Selected passage:
------------------------

These Are Your Worst Car Theft Stories
It's easy to forget that car theft has been around for as long as there has been street parking. Transportation theft so ubiquitous in American culture that it predates both the modern automobile and the U.S. Constitution. Before cars, horses were a common target for thieves. In 18th-century Pennsylvania, horse thieves were branded as punishment. Repeat offenders were marked with the letters H and T on their foreheads. That's after getting tortured for over an hour while trapped in a pillory, but I digress.
We asked our readers last week for their worst car theft stories, and the responses were overwhelming. There were even a few comments that exceeded the character limit for a single message. However, you all were eager to share your heartbreak and tales of frustration. Thefts themselves ranged from elaborate multi-vehicle schemes to frantic crimes of opportunity. Without further ado, here are car theft stories that you'll never forget:
Taking an F150 on a one-way trip to Canada
Month-long family vacation – first we went camping in New Hampsire and then we went north of the border to Montreal. Big caravan of 3-4 cars + a 1994 F150 with all of the camping gear, a lot of luggage, etc., acting as a tail vehicle. Camping was great, and so was the first week in Montreal, until we woke up one morning, looked outside the hotel, and noticed the F150, and everything in it, was missing. Cops were called, and they ended up finding the truck a few hours later, but everything was gone – thankfully, it was only the camping equipment and some random other things. I know how crazy it sounds to leave all of that stuff unsecured in the back of a truck, but it was the 90's, and it was Canada.
Submitted by: Michael Almeida
Covering the bill for getting your car stolen
My car got stolen in college, I reported it to the cops, got a call a week later that it was in a tow yard waiting for me to pick it up. Apparently, the thieves eventually abandoned it when it ran out of gas.
Went to pick it up at the tow yard, had to pay $400+ to get it out, despite my reporting it stolen immediately after it was the week prior. They didn't even have it in that yard; they had moved it to the long-term lot, so I had to trek halfway across the city to even see it. I get there, it's trashed and won't even start. I couldn't afford to have it towed somewhere, let alone get it fixed. I was given the option for them to take it off my hands for like $200 or whatever, or I'd continue to pile up storage fees until I took it out myself. I really had no choice.
So, to sum up, in college, I essentially had the pleasure of paying $600+ for my car being stolen.
Submitted by: JayWantsACat
A mass break-in Christmas miracle
I was at an ex's work Christmas party, which was being held at a local restaurant in the evening. The parking for this restaurant was across the road in a dirt lot that had no street lights. About an hour into the party, a woman came running in saying someone had broken into everyone's car by smashing out their side windows. At the time, I was driving a 2009 Pontiac G8 GT that I had purchased a month earlier. Everyone ran out to check their cars, and out of everyone, mine was the only one that hadn't been broken into. I have no idea why they spared mine, either they figured it had an alarm or had good taste in vehicles. Who knows.

------------------------

Record extracts:
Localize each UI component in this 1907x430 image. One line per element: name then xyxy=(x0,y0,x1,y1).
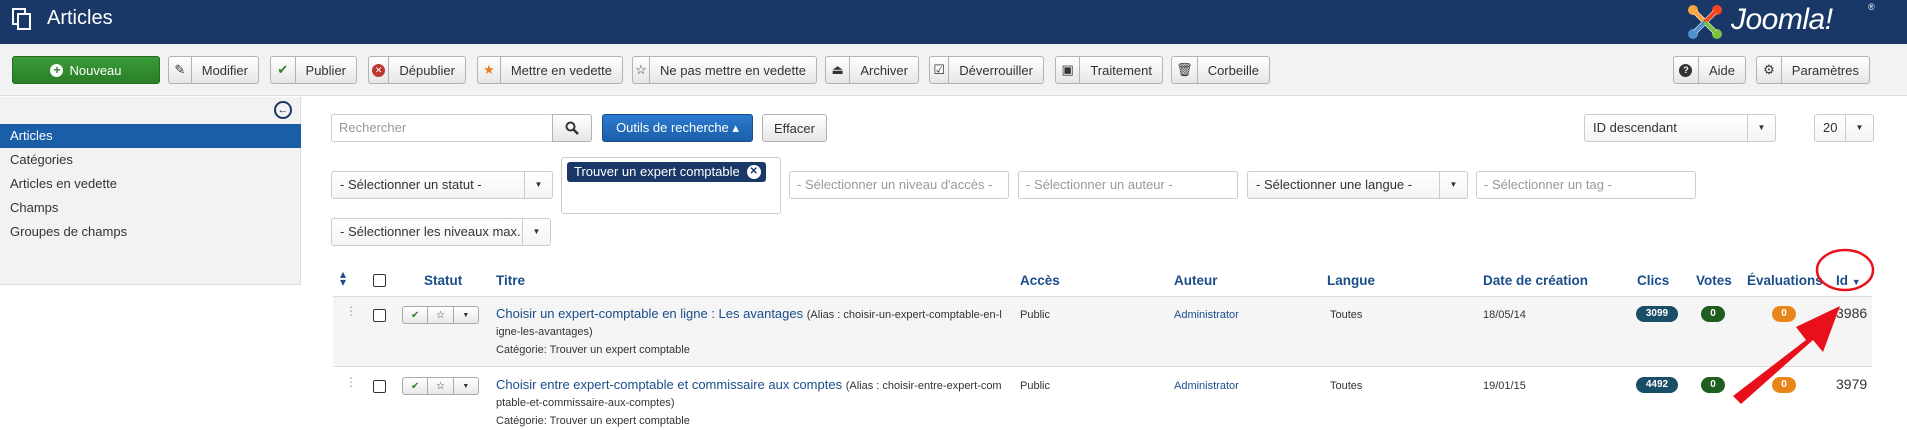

------------------------

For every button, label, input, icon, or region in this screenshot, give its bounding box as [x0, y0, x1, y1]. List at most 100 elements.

------------------------

Directions:
• 1. In the car theft stories, what were repeat horse thieves in 18th-century Pennsylvania marked with on their foreheads?
• 2. Carry the car theft stories forward from the last sentence shown.
The rows aren't needed here.

Responses by task:
• 1. The letters H and T.

• 2.
Submitted by: Nick B
Stealing parts to steal a car
I once had two cars stolen in the same night. My girlfriend was spending the night at the house with my brother and I. I had an MGB and she had an Austin-Healey Sprite. My brother came home late and asked why my MG was parked around the corner with the lights on. I looked out the window, and it was gone, and so was my girlfriend's Sprite. Walked to where my car was and found that it had been properly hotwired but just wouldn't start. Praise Lucas, God of Darkness! The thief (or thieves) had apparently gone back for my girlfriend's car instead. It was recovered a couple of days later, and when I popped the hood, I found the battery had been replaced with a much bigger battery from another car. The police officer told me they had a report of a battery being stolen out of a Buick not far from where it was recovered, but said, "just keep it."
Submitted by: Norm DePlume
Stolen Ford was missing one key component
Came home one day to find my brother home, but his car was not outside. Asked him where he parked, and he said right outside.
No car, looked up and down the street but nothing, we went for a walk and one street over there was his old Ford, nose in to the sidewalk. We had to push it back to our parents' place because the engine was still sitting in my Dad's garage!
We figured someone had tried really hard to bump start it, pushing it down the slight hill until they found out there was nothing in the car to start.
Still laugh about that one.
Submitted by: Bruce Arnott
Thieves had everything they needed in the car
Early 2000's living with a buddy in a residential neighborhood, left town for the night to go fishing with another buddy a couple of hours north. Returned home the next day to find the trunk of my 96' Cavalier open when we rounded the corner on my block. At that time, I was big into car audio and had a speaker box with 2-10" subs in the trunk with 2 amps and a crossover mounted to it. Looked in the trunk to find the speaker box, amps, crossover, 100+ CDs, and the radio gone. I was working in the low-voltage industry at that time and had all my tools in my trunk as well. Thieves used my tools to remove all the audio equipment and left them in the trunk, fortunately. I needed the tools for my job, I was happy they left them so I didn't have to replace them that day in order to work on Monday.
Submitted by: Philip Nelson
Robbing a guy when he's down
Ok, so when I was 19 and going to school, my high school sweetheart and I were in different Colleges. Things weren't going great and the writing was on the wall that the distance wasn't working. She invited me for the weekend to her college in the Bronx. My car at the time was a 2000 Honda EX with a JDM B18C swap. Hot swap in 2008. After a couple of hours there and my car parked on the street right next to the dorm she dumped me. Heartbroken, I went to go home only to have found out my car had been stolen in broad daylight. Heartbroken and sad after calling the cops and having to wait a few hours for a friend to come get me, I had to go back and ask her if I could wait in her dorm until my ride got there.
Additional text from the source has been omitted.